■ Work to be completed ■
Retype each record shown below, leaving every character as it is.

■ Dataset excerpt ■
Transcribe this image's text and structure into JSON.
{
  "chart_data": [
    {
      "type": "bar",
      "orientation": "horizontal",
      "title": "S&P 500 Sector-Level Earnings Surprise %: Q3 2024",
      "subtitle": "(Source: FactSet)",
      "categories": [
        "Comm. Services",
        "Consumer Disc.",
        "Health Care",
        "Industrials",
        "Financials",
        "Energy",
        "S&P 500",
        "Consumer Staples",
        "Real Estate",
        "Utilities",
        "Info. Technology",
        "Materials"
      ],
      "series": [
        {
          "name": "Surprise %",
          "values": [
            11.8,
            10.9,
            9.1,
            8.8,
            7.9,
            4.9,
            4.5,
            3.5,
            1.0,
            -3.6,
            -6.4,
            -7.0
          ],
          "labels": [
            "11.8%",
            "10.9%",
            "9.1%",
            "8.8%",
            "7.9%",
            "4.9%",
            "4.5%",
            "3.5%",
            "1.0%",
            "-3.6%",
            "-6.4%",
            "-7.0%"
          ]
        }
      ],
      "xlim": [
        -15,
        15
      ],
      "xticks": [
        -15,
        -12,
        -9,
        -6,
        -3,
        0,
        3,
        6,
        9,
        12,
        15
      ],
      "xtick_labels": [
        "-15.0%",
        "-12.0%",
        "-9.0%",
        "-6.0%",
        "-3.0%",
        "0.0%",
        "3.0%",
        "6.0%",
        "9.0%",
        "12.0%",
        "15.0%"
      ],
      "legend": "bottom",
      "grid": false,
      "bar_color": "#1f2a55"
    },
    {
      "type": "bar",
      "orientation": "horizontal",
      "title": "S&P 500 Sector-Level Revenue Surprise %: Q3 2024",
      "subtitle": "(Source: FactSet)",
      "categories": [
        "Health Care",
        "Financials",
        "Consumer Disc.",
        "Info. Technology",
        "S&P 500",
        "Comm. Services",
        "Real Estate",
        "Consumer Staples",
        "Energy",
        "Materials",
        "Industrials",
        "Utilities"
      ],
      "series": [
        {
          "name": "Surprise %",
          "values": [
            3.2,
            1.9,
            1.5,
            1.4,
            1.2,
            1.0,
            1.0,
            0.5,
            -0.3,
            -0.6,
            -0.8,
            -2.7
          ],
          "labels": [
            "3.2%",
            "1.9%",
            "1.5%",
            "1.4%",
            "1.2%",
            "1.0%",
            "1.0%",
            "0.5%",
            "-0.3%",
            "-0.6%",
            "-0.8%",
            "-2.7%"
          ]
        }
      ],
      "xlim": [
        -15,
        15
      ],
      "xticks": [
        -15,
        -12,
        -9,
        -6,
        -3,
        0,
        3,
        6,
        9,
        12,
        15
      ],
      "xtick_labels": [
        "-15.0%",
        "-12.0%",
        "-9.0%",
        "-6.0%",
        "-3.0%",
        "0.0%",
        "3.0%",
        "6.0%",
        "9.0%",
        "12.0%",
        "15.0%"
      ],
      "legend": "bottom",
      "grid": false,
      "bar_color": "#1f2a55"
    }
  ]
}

■ Output for this task ■
Transcribe this image's text and structure into JSON.
{
  "chart_data": [
    {
      "type": "bar",
      "orientation": "horizontal",
      "title": "S&P 500 Sector-Level Earnings Surprise %: Q3 2024",
      "subtitle": "(Source: FactSet)",
      "categories": [
        "Comm. Services",
        "Consumer Disc.",
        "Health Care",
        "Industrials",
        "Financials",
        "Energy",
        "S&P 500",
        "Consumer Staples",
        "Real Estate",
        "Utilities",
        "Info. Technology",
        "Materials"
      ],
      "series": [
        {
          "name": "Surprise %",
          "values": [
            11.8,
            10.9,
            9.1,
            8.8,
            7.9,
            4.9,
            4.5,
            3.5,
            1.0,
            -3.6,
            -6.4,
            -7.0
          ],
          "labels": [
            "11.8%",
            "10.9%",
            "9.1%",
            "8.8%",
            "7.9%",
            "4.9%",
            "4.5%",
            "3.5%",
            "1.0%",
            "-3.6%",
            "-6.4%",
            "-7.0%"
          ]
        }
      ],
      "xlim": [
        -15,
        15
      ],
      "xticks": [
        -15,
        -12,
        -9,
        -6,
        -3,
        0,
        3,
        6,
        9,
        12,
        15
      ],
      "xtick_labels": [
        "-15.0%",
        "-12.0%",
        "-9.0%",
        "-6.0%",
        "-3.0%",
        "0.0%",
        "3.0%",
        "6.0%",
        "9.0%",
        "12.0%",
        "15.0%"
      ],
      "legend": "bottom",
      "grid": false,
      "bar_color": "#1f2a55"
    },
    {
      "type": "bar",
      "orientation": "horizontal",
      "title": "S&P 500 Sector-Level Revenue Surprise %: Q3 2024",
      "subtitle": "(Source: FactSet)",
      "categories": [
        "Health Care",
        "Financials",
        "Consumer Disc.",
        "Info. Technology",
        "S&P 500",
        "Comm. Services",
        "Real Estate",
        "Consumer Staples",
        "Energy",
        "Materials",
        "Industrials",
        "Utilities"
      ],
      "series": [
        {
          "name": "Surprise %",
          "values": [
            3.2,
            1.9,
            1.5,
            1.4,
            1.2,
            1.0,
            1.0,
            0.5,
            -0.3,
            -0.6,
            -0.8,
            -2.7
          ],
          "labels": [
            "3.2%",
            "1.9%",
            "1.5%",
            "1.4%",
            "1.2%",
            "1.0%",
            "1.0%",
            "0.5%",
            "-0.3%",
            "-0.6%",
            "-0.8%",
            "-2.7%"
          ]
        }
      ],
      "xlim": [
        -15,
        15
      ],
      "xticks": [
        -15,
        -12,
        -9,
        -6,
        -3,
        0,
        3,
        6,
        9,
        12,
        15
      ],
      "xtick_labels": [
        "-15.0%",
        "-12.0%",
        "-9.0%",
        "-6.0%",
        "-3.0%",
        "0.0%",
        "3.0%",
        "6.0%",
        "9.0%",
        "12.0%",
        "15.0%"
      ],
      "legend": "bottom",
      "grid": false,
      "bar_color": "#1f2a55"
    }
  ]
}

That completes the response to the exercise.